▸ RECORDS FOR THE TASK
[start]
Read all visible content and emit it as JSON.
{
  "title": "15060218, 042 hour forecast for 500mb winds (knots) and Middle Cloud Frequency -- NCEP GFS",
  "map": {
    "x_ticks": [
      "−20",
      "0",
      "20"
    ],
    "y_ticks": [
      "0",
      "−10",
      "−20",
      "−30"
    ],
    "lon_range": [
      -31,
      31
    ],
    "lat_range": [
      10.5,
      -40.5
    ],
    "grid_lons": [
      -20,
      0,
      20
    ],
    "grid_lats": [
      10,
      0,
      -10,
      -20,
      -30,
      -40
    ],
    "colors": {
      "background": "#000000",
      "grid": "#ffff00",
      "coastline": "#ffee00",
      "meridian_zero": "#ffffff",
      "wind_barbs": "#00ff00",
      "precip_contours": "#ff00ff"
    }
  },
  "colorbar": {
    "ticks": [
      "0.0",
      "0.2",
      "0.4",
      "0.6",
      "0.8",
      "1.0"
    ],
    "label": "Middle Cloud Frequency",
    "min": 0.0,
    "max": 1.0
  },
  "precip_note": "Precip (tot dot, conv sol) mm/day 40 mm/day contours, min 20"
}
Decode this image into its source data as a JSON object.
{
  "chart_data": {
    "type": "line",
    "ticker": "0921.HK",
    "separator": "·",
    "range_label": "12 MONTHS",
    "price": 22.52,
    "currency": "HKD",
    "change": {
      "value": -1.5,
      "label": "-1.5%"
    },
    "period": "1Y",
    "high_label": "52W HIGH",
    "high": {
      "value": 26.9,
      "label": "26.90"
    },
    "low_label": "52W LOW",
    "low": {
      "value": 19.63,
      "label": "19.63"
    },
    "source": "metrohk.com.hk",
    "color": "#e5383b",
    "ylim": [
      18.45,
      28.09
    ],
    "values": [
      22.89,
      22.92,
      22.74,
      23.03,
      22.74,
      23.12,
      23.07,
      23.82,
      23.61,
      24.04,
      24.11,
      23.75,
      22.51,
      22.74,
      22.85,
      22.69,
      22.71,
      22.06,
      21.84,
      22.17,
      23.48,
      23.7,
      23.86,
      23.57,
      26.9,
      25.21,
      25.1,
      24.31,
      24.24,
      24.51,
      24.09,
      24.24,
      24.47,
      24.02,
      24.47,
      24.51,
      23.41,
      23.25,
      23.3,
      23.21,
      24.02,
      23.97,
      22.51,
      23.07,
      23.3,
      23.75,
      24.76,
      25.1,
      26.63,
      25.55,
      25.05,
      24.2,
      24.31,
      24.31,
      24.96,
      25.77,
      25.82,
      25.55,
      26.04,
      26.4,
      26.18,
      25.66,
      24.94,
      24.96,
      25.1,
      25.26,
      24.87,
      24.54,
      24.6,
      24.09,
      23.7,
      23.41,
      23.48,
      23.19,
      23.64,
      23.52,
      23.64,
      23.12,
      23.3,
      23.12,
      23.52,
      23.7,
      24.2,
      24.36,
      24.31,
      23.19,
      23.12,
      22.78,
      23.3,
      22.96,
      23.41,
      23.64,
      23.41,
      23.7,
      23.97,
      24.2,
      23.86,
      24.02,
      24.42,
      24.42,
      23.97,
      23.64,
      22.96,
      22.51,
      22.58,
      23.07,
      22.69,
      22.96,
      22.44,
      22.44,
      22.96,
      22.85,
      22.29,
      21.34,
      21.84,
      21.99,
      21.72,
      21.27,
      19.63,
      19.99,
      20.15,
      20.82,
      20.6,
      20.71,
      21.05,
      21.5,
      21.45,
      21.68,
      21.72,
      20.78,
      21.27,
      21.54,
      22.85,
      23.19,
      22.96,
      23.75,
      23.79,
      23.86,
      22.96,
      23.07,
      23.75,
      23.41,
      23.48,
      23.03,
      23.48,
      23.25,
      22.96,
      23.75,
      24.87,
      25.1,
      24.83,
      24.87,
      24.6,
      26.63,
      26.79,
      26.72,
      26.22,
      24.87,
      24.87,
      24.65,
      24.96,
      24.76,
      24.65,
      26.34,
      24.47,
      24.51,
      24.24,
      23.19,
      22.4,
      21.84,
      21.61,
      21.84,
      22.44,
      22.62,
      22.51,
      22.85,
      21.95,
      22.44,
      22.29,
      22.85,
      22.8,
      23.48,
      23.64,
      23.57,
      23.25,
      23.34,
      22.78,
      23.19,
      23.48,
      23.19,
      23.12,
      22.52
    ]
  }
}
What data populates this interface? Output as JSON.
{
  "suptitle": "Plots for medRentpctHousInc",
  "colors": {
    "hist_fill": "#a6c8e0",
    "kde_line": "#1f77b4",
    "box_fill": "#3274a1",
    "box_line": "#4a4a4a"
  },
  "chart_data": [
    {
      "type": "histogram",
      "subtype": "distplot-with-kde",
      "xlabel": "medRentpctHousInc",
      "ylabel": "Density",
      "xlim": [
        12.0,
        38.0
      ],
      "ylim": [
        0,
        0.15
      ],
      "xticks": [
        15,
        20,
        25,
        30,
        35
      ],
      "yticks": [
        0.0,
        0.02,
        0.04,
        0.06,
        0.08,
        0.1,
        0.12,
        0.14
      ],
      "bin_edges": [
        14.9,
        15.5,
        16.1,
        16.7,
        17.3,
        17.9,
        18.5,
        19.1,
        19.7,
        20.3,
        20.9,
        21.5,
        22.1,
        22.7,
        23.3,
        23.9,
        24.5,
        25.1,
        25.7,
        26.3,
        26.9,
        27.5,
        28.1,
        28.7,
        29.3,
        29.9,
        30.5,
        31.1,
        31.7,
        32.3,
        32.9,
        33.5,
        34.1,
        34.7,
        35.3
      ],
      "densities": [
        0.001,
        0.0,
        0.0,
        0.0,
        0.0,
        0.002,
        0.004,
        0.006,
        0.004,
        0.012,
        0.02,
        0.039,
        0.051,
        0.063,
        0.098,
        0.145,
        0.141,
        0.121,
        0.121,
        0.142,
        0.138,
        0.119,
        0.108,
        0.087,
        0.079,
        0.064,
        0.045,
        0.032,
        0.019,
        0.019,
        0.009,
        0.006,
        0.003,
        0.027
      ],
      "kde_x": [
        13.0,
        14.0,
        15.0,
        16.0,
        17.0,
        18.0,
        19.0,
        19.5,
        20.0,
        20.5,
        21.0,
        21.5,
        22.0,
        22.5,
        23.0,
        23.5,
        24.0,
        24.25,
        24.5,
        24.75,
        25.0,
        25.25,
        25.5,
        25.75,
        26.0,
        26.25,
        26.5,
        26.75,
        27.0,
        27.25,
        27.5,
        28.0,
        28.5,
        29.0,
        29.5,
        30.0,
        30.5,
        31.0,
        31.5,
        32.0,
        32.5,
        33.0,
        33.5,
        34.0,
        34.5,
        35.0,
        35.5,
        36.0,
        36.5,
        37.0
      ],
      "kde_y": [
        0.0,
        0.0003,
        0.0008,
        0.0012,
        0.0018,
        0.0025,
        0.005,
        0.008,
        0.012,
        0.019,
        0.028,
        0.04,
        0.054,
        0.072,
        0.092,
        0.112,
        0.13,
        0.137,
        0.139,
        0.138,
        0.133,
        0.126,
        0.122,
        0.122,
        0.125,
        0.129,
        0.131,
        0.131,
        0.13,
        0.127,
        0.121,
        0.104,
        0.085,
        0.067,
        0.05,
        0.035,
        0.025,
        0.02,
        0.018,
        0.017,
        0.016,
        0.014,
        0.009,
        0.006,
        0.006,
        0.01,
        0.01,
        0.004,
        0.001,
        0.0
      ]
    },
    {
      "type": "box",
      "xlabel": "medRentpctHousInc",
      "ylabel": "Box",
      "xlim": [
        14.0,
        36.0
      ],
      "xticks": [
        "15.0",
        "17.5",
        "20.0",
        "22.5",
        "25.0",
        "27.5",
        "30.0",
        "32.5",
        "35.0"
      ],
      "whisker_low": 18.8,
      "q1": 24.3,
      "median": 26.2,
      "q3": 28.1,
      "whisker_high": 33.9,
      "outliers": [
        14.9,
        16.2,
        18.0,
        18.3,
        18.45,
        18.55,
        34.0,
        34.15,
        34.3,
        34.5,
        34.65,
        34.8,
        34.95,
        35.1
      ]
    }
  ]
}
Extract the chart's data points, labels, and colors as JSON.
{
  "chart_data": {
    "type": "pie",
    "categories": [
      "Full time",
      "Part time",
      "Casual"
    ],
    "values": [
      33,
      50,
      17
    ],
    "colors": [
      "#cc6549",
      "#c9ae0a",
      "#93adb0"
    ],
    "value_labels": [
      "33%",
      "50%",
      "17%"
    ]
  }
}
[end]
▸ WHAT THE TASK REQUIRES
What is the number of lines in the data that hold the string "Cloud"? Answer with the number only.

▸ ANSWER TO THE EXERCISE
2